● What to produce
Rewrite the listing below, replacing every occurrence of "chart-ytick-mark" with "chart-y-tick-mark" and leaving all other text unchanged. Omit the picture from your answer.

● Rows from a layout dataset
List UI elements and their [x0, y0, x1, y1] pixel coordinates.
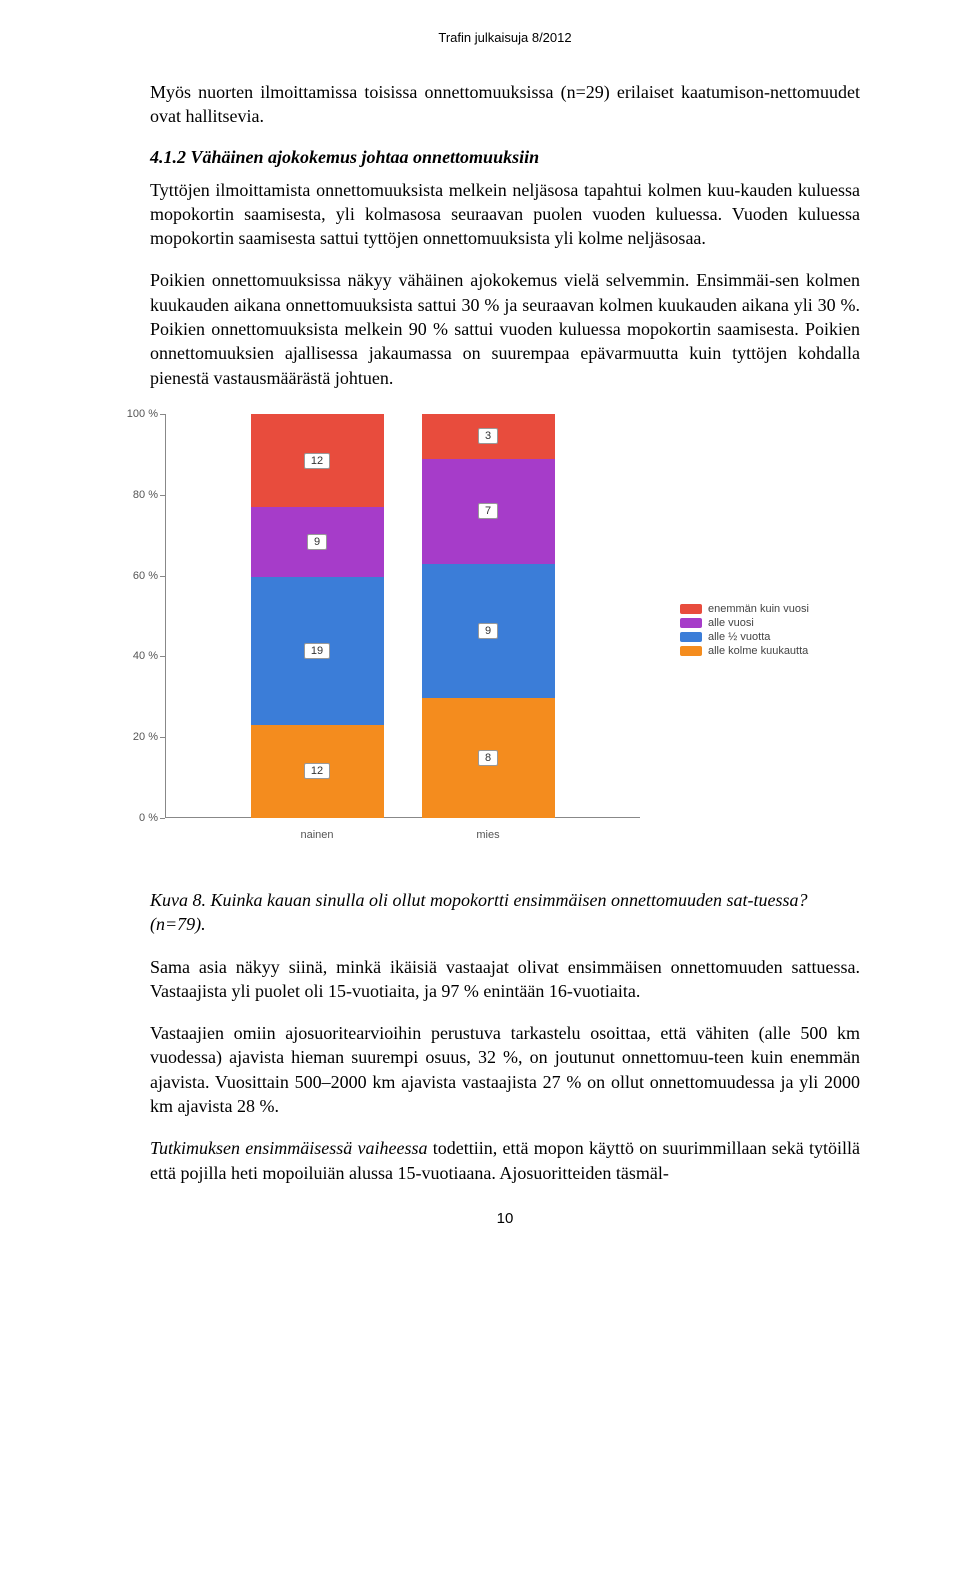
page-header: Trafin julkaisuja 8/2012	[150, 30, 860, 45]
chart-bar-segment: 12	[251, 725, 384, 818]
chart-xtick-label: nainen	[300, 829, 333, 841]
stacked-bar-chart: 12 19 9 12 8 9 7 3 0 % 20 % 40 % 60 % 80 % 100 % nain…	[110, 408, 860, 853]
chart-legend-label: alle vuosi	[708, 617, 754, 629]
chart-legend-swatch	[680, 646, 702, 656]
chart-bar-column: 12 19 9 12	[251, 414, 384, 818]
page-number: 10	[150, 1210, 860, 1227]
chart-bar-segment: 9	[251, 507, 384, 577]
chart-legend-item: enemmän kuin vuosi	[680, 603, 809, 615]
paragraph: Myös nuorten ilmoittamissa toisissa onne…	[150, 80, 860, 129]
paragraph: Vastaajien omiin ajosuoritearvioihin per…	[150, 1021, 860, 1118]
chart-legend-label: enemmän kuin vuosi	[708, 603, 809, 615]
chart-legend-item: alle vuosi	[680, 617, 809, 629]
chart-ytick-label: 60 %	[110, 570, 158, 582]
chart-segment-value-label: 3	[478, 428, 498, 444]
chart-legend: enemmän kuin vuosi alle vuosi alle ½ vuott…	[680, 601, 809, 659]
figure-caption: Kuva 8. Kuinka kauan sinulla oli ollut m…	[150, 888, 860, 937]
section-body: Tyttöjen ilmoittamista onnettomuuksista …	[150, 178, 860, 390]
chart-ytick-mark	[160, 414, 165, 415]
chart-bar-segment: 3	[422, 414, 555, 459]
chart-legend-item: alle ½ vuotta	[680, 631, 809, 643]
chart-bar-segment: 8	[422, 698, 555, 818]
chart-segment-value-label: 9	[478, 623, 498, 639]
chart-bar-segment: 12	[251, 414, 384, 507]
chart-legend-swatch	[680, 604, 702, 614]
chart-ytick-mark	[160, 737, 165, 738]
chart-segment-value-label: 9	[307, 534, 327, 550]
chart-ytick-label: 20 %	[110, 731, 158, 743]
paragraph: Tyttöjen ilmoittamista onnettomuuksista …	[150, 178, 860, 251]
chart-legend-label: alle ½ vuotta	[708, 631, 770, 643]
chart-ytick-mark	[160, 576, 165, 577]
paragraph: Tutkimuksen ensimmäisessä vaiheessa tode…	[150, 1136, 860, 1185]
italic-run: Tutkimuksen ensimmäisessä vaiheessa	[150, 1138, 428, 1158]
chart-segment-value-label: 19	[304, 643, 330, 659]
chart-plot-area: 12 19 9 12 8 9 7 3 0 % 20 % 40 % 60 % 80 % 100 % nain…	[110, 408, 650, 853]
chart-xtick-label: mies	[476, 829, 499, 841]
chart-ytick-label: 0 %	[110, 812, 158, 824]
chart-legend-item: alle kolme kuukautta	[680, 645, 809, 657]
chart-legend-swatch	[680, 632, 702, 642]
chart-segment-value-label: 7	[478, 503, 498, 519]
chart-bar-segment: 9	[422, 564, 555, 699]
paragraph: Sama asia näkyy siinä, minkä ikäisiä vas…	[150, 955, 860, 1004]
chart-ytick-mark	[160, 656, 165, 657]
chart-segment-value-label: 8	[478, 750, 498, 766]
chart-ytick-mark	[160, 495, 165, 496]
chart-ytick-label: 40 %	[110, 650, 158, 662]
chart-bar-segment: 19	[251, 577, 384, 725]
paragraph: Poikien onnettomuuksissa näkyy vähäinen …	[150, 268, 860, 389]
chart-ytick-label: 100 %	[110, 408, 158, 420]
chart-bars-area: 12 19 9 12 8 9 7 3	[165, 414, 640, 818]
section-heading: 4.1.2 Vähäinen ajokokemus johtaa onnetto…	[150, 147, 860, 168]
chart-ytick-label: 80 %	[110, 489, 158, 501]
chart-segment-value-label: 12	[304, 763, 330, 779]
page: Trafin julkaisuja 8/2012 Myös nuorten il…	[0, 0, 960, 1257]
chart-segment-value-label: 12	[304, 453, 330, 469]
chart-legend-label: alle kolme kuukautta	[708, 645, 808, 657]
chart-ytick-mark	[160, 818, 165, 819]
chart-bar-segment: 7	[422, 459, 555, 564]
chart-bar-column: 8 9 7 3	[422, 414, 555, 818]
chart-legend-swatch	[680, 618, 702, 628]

● Worked solution
List UI elements and their [x0, y0, x1, y1] pixel coordinates.
page-header: Trafin julkaisuja 8/2012	[150, 30, 860, 45]
chart-bar-segment: 12	[251, 725, 384, 818]
chart-xtick-label: nainen	[300, 829, 333, 841]
stacked-bar-chart: 12 19 9 12 8 9 7 3 0 % 20 % 40 % 60 % 80 % 100 % nain…	[110, 408, 860, 853]
chart-legend-label: alle vuosi	[708, 617, 754, 629]
chart-legend-swatch	[680, 646, 702, 656]
chart-bar-column: 12 19 9 12	[251, 414, 384, 818]
page-number: 10	[150, 1210, 860, 1227]
chart-bar-segment: 9	[251, 507, 384, 577]
chart-legend-item: enemmän kuin vuosi	[680, 603, 809, 615]
paragraph: Myös nuorten ilmoittamissa toisissa onne…	[150, 80, 860, 129]
paragraph: Vastaajien omiin ajosuoritearvioihin per…	[150, 1021, 860, 1118]
chart-legend-label: enemmän kuin vuosi	[708, 603, 809, 615]
chart-legend-item: alle vuosi	[680, 617, 809, 629]
chart-ytick-label: 60 %	[110, 570, 158, 582]
chart-segment-value-label: 3	[478, 428, 498, 444]
chart-legend: enemmän kuin vuosi alle vuosi alle ½ vuott…	[680, 601, 809, 659]
figure-caption: Kuva 8. Kuinka kauan sinulla oli ollut m…	[150, 888, 860, 937]
section-body: Tyttöjen ilmoittamista onnettomuuksista …	[150, 178, 860, 390]
chart-y-tick-mark	[160, 414, 165, 415]
chart-bar-segment: 3	[422, 414, 555, 459]
chart-legend-item: alle ½ vuotta	[680, 631, 809, 643]
chart-bar-segment: 8	[422, 698, 555, 818]
chart-segment-value-label: 9	[478, 623, 498, 639]
chart-bar-segment: 12	[251, 414, 384, 507]
chart-legend-swatch	[680, 604, 702, 614]
chart-y-tick-mark	[160, 737, 165, 738]
chart-segment-value-label: 9	[307, 534, 327, 550]
chart-ytick-label: 20 %	[110, 731, 158, 743]
paragraph: Tyttöjen ilmoittamista onnettomuuksista …	[150, 178, 860, 251]
chart-legend-label: alle ½ vuotta	[708, 631, 770, 643]
chart-y-tick-mark	[160, 576, 165, 577]
paragraph: Tutkimuksen ensimmäisessä vaiheessa tode…	[150, 1136, 860, 1185]
italic-run: Tutkimuksen ensimmäisessä vaiheessa	[150, 1138, 428, 1158]
chart-segment-value-label: 19	[304, 643, 330, 659]
chart-plot-area: 12 19 9 12 8 9 7 3 0 % 20 % 40 % 60 % 80 % 100 % nain…	[110, 408, 650, 853]
chart-xtick-label: mies	[476, 829, 499, 841]
chart-ytick-label: 0 %	[110, 812, 158, 824]
chart-legend-item: alle kolme kuukautta	[680, 645, 809, 657]
chart-legend-swatch	[680, 632, 702, 642]
chart-segment-value-label: 7	[478, 503, 498, 519]
chart-bar-segment: 9	[422, 564, 555, 699]
paragraph: Sama asia näkyy siinä, minkä ikäisiä vas…	[150, 955, 860, 1004]
chart-y-tick-mark	[160, 656, 165, 657]
chart-segment-value-label: 8	[478, 750, 498, 766]
chart-y-tick-mark	[160, 495, 165, 496]
chart-ytick-label: 40 %	[110, 650, 158, 662]
chart-bar-segment: 19	[251, 577, 384, 725]
paragraph: Poikien onnettomuuksissa näkyy vähäinen …	[150, 268, 860, 389]
chart-ytick-label: 100 %	[110, 408, 158, 420]
chart-bars-area: 12 19 9 12 8 9 7 3	[165, 414, 640, 818]
section-heading: 4.1.2 Vähäinen ajokokemus johtaa onnetto…	[150, 147, 860, 168]
chart-ytick-label: 80 %	[110, 489, 158, 501]
chart-segment-value-label: 12	[304, 763, 330, 779]
page: Trafin julkaisuja 8/2012 Myös nuorten il…	[0, 0, 960, 1257]
chart-segment-value-label: 12	[304, 453, 330, 469]
chart-legend-label: alle kolme kuukautta	[708, 645, 808, 657]
chart-y-tick-mark	[160, 818, 165, 819]
chart-bar-segment: 7	[422, 459, 555, 564]
chart-bar-column: 8 9 7 3	[422, 414, 555, 818]
chart-legend-swatch	[680, 618, 702, 628]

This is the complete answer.